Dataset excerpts

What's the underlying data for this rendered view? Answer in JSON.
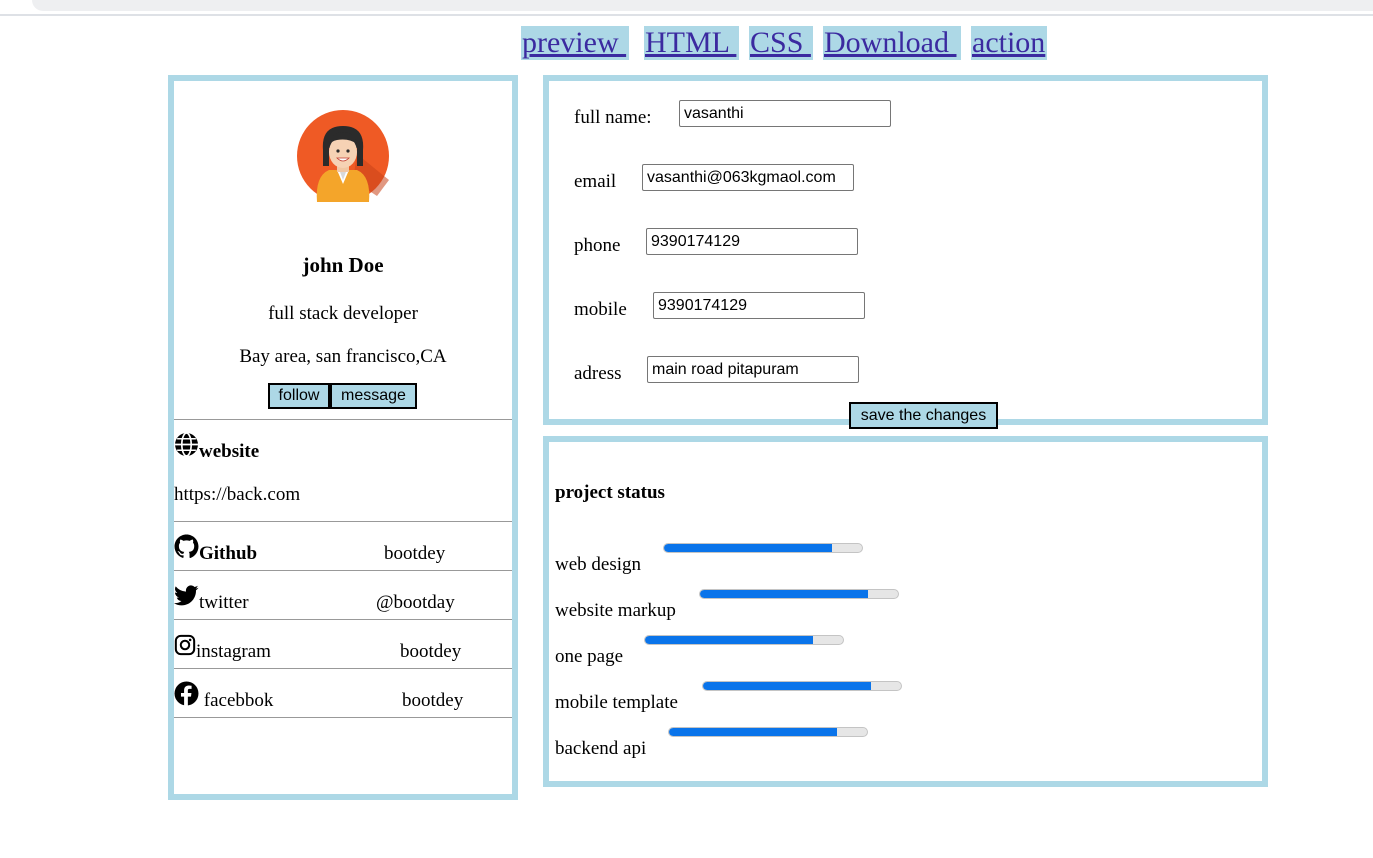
{
  "nav": {
    "items": [
      {
        "label": "preview "
      },
      {
        "label": "HTML "
      },
      {
        "label": "CSS "
      },
      {
        "label": "Download "
      },
      {
        "label": "action"
      }
    ]
  },
  "profile": {
    "name": "john Doe",
    "role": "full stack developer",
    "location": "Bay area, san francisco,CA",
    "follow_label": "follow",
    "message_label": "message"
  },
  "links": {
    "website_label": "website",
    "website_url": "https://back.com",
    "github_label": "Github",
    "github_value": "bootdey",
    "twitter_label": "twitter",
    "twitter_value": "@bootday",
    "instagram_label": "instagram",
    "instagram_value": "bootdey",
    "facebook_label": " facebbok",
    "facebook_value": "bootdey"
  },
  "form": {
    "fullname_label": "full name:",
    "fullname_value": "vasanthi",
    "email_label": "email",
    "email_value": "vasanthi@063kgmaol.com",
    "phone_label": "phone",
    "phone_value": "9390174129",
    "mobile_label": "mobile",
    "mobile_value": "9390174129",
    "address_label": "adress",
    "address_value": "main road pitapuram",
    "save_label": "save the changes"
  },
  "project": {
    "title": "project status",
    "items": [
      {
        "label": "web design",
        "progress": 0.85
      },
      {
        "label": "website markup",
        "progress": 0.85
      },
      {
        "label": "one page",
        "progress": 0.85
      },
      {
        "label": "mobile template",
        "progress": 0.85
      },
      {
        "label": "backend api",
        "progress": 0.85
      }
    ]
  },
  "colors": {
    "accent": "#add8e6",
    "progress": "#0a74ea",
    "link": "#3b2aa0"
  }
}
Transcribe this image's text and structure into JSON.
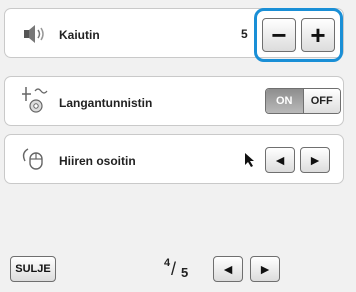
{
  "settings": [
    {
      "label": "Kaiutin",
      "icon": "speaker-icon",
      "level": "5",
      "minus": "−",
      "plus": "+"
    },
    {
      "label": "Langantunnistin",
      "icon": "thread-sensor-icon",
      "on": "ON",
      "off": "OFF",
      "state": "ON"
    },
    {
      "label": "Hiiren osoitin",
      "icon": "mouse-icon",
      "prev": "◄",
      "next": "►"
    }
  ],
  "footer": {
    "close_label": "SULJE",
    "page_current": "4",
    "page_total": "5",
    "prev": "◄",
    "next": "►"
  },
  "colors": {
    "highlight": "#1a8fd6"
  }
}
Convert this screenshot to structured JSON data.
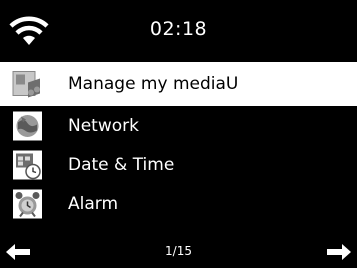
{
  "status": {
    "time": "02:18",
    "wifi_icon": "wifi-icon"
  },
  "menu": {
    "items": [
      {
        "label": "Manage my mediaU",
        "icon": "media-icon",
        "selected": true
      },
      {
        "label": "Network",
        "icon": "network-globe-icon",
        "selected": false
      },
      {
        "label": "Date & Time",
        "icon": "calendar-clock-icon",
        "selected": false
      },
      {
        "label": "Alarm",
        "icon": "alarm-icon",
        "selected": false
      }
    ]
  },
  "footer": {
    "page_indicator": "1/15",
    "back_icon": "arrow-left-icon",
    "forward_icon": "arrow-right-icon"
  },
  "colors": {
    "background": "#000000",
    "text": "#ffffff",
    "selection": "#ffffff"
  }
}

Exercise details: Pick out and copy the lines of the entries that hold the string "this".

Full answer:
What's the underlying data for this rendered view? Answer in JSON.
Transcribe this image's text and structure into JSON.
Convert this screenshot to structured JSON data.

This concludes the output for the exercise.